■ **BRIEF**
Reproduce the entries verbatim, beginning at the start of the entries and ending after the line that contains "delta-rsei-map (34, 1492, 752, 2107)".

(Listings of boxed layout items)
○ ○ ○

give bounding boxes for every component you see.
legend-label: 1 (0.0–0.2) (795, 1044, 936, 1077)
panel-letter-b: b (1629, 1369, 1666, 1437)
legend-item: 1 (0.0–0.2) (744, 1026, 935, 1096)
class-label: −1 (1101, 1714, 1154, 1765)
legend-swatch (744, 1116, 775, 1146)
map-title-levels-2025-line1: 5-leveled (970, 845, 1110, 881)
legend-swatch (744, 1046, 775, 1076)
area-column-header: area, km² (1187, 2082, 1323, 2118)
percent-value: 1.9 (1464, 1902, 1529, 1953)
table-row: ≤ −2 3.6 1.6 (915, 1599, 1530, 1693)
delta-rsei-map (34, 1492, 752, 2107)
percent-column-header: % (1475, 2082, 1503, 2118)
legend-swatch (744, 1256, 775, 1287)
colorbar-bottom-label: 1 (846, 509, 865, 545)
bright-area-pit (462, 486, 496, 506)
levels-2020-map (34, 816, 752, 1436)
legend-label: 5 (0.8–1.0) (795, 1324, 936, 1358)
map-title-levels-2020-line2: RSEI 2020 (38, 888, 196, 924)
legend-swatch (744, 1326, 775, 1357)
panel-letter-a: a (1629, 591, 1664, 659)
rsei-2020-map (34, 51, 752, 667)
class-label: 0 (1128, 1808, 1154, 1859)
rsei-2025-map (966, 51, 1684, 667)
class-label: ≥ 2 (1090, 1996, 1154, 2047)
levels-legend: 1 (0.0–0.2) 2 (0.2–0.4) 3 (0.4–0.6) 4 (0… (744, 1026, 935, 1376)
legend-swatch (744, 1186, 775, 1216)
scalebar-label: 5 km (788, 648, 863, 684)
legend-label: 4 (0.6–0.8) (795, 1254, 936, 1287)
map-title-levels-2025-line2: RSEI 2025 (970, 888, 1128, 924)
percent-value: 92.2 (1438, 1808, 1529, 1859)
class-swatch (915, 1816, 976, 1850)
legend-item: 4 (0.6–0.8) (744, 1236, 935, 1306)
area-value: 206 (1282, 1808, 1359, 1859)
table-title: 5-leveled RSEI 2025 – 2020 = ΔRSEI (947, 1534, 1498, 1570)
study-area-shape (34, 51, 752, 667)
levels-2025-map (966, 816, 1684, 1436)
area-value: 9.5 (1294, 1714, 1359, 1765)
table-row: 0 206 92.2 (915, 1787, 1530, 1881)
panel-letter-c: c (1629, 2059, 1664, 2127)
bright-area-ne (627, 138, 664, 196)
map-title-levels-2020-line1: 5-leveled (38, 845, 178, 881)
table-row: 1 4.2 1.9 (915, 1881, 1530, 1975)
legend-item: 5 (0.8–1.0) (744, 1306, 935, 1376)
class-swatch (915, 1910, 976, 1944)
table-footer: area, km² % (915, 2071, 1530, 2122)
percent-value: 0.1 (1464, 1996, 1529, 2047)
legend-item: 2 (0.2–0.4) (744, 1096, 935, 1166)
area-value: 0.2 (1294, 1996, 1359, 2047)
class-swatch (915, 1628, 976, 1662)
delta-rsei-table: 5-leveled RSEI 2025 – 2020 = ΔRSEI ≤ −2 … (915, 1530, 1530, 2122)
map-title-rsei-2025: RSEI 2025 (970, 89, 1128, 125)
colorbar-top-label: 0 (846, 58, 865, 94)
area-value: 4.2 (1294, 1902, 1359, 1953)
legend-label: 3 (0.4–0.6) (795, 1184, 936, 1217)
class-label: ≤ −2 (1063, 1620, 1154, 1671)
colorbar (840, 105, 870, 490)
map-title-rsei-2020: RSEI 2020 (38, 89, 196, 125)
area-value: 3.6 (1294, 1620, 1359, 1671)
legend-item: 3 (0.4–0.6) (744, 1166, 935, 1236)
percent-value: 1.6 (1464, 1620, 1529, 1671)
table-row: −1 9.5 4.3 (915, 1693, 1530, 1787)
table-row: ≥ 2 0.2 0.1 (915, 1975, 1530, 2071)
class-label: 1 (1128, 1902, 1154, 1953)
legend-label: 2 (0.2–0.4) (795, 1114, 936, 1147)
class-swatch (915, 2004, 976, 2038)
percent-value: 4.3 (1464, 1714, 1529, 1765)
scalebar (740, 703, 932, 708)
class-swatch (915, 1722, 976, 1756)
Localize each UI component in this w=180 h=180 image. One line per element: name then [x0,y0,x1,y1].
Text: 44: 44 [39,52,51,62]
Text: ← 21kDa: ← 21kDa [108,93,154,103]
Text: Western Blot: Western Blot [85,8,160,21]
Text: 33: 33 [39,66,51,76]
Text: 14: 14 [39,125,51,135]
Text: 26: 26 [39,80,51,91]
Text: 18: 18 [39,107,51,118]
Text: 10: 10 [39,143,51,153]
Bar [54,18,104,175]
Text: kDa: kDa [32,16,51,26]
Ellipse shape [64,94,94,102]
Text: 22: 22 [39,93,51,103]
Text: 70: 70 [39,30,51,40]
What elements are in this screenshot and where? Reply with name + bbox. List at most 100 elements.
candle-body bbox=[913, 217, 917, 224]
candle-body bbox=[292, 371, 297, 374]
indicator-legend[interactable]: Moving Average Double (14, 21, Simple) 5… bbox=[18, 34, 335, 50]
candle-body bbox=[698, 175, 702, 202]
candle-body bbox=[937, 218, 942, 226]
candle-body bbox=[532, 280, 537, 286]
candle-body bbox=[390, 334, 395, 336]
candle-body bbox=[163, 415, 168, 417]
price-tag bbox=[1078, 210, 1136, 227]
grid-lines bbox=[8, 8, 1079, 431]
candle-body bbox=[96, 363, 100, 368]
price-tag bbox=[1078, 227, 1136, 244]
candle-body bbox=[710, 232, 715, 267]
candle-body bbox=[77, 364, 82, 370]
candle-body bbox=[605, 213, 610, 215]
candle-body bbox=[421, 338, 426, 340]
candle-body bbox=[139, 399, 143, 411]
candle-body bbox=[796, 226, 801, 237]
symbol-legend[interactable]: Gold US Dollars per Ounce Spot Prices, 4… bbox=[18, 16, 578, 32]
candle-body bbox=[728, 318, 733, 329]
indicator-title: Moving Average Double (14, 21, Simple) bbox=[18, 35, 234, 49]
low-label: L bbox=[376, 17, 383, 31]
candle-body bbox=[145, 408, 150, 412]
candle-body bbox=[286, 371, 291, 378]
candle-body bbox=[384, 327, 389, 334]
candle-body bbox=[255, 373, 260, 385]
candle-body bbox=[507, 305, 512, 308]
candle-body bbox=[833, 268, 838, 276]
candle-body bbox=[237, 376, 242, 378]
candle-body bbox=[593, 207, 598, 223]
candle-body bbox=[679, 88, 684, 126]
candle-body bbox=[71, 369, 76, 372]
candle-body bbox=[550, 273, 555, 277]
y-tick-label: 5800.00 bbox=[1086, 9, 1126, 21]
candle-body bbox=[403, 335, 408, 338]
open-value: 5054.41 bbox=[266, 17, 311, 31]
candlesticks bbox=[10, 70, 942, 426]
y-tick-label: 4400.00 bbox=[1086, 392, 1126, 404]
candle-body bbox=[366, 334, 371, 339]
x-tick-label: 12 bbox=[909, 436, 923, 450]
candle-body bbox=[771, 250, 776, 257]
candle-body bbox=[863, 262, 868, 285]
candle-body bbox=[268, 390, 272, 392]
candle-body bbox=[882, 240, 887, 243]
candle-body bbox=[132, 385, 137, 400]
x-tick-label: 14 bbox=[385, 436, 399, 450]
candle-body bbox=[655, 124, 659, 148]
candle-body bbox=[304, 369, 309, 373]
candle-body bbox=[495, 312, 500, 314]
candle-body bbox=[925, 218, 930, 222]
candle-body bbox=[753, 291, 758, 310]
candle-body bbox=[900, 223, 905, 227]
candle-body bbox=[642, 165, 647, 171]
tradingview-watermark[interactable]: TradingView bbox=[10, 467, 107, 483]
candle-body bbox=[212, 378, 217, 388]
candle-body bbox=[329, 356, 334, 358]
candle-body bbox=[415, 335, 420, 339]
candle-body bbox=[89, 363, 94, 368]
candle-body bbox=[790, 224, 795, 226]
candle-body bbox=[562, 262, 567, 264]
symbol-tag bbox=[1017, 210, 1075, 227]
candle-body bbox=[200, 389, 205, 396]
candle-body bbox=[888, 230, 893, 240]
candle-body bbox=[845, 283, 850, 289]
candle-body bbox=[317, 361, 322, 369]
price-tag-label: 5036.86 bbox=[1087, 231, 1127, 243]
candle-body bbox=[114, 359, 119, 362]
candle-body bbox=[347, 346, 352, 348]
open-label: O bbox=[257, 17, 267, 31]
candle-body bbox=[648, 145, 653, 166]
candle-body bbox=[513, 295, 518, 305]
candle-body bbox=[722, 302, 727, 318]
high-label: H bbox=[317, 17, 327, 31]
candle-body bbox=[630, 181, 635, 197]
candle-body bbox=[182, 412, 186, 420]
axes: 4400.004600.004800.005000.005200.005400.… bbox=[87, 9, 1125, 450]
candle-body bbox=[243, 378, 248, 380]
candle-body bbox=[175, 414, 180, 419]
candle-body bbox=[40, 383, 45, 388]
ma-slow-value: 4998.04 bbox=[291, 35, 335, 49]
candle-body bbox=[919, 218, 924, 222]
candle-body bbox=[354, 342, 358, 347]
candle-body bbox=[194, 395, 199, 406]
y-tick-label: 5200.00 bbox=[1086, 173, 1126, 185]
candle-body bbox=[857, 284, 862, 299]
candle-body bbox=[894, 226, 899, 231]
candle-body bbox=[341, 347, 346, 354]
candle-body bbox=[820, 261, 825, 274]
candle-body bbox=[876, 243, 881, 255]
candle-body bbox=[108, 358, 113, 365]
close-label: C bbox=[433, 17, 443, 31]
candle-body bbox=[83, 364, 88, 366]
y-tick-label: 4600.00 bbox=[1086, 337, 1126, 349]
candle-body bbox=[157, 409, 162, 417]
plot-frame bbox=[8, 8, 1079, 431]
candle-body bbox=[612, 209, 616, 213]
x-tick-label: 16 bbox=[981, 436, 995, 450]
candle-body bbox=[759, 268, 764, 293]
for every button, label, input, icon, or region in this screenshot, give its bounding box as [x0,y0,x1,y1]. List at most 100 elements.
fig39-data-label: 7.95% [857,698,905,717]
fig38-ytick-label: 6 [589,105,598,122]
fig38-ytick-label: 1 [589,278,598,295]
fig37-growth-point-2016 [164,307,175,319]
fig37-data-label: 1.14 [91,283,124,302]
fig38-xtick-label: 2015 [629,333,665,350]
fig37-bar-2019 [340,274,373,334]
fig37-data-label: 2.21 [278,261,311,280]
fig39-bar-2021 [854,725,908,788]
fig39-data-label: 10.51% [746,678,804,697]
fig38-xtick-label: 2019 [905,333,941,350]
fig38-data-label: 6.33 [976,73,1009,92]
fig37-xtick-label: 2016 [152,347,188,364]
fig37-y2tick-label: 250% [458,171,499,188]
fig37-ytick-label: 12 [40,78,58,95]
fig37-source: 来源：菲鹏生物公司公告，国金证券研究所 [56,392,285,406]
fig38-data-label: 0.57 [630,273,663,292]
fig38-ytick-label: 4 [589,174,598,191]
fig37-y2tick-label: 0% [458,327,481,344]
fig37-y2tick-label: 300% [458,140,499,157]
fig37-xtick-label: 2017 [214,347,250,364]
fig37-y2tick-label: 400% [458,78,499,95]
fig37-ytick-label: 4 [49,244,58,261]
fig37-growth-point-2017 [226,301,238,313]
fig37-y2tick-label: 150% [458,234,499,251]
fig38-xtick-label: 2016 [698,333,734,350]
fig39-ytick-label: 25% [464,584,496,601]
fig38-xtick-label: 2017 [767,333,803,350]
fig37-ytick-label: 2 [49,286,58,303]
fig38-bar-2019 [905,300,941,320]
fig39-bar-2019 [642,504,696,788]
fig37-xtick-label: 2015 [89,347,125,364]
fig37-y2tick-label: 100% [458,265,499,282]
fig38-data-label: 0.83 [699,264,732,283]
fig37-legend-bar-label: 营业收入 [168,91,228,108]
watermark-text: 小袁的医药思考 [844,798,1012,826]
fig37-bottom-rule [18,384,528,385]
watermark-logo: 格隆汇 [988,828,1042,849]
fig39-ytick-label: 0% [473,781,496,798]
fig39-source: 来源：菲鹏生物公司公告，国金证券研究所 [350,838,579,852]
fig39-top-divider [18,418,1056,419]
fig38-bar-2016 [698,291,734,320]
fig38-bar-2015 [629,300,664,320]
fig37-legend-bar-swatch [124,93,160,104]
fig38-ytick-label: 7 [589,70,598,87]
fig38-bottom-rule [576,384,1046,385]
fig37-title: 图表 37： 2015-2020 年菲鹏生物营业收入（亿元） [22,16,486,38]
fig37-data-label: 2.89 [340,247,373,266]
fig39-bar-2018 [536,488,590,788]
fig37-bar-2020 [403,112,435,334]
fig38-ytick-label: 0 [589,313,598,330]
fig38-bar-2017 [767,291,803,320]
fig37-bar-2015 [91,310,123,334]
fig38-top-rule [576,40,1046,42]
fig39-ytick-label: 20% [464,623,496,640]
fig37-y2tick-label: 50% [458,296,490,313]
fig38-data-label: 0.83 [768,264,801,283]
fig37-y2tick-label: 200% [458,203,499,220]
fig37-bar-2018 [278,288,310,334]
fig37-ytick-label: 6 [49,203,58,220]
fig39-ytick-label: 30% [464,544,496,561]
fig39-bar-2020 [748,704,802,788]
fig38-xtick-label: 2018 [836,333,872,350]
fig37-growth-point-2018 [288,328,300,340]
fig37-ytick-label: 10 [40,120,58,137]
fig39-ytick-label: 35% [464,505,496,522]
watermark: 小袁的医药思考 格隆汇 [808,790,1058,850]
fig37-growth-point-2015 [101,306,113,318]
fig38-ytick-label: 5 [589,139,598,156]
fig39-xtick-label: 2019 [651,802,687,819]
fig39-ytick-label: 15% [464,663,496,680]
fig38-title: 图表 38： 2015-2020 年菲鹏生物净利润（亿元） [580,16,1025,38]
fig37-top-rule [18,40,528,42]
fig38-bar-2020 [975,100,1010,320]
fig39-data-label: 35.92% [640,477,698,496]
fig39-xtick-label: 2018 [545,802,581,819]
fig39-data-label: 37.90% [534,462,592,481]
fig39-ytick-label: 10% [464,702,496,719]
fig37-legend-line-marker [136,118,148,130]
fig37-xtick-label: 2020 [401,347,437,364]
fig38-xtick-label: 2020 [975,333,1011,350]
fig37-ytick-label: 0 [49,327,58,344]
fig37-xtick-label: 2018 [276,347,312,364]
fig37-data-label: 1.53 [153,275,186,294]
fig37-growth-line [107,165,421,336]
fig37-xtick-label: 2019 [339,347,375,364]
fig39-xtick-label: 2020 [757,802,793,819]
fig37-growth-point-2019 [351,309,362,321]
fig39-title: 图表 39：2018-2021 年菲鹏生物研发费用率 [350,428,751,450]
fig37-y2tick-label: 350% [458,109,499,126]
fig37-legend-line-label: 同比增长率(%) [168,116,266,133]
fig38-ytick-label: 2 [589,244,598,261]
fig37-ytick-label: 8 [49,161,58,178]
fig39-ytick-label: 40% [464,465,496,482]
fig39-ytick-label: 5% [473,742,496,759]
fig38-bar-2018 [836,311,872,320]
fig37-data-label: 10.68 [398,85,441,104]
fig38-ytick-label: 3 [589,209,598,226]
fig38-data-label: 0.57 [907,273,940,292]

○ ○ ○

■ **FINAL RESULT**
give bounding boxes for every component you see.
legend-label: 1 (0.0–0.2) (795, 1044, 936, 1077)
panel-letter-b: b (1629, 1369, 1666, 1437)
legend-item: 1 (0.0–0.2) (744, 1026, 935, 1096)
class-label: −1 (1101, 1714, 1154, 1765)
legend-swatch (744, 1116, 775, 1146)
map-title-levels-2025-line1: 5-leveled (970, 845, 1110, 881)
legend-swatch (744, 1046, 775, 1076)
area-column-header: area, km² (1187, 2082, 1323, 2118)
percent-value: 1.9 (1464, 1902, 1529, 1953)
table-row: ≤ −2 3.6 1.6 (915, 1599, 1530, 1693)
delta-rsei-map (34, 1492, 752, 2107)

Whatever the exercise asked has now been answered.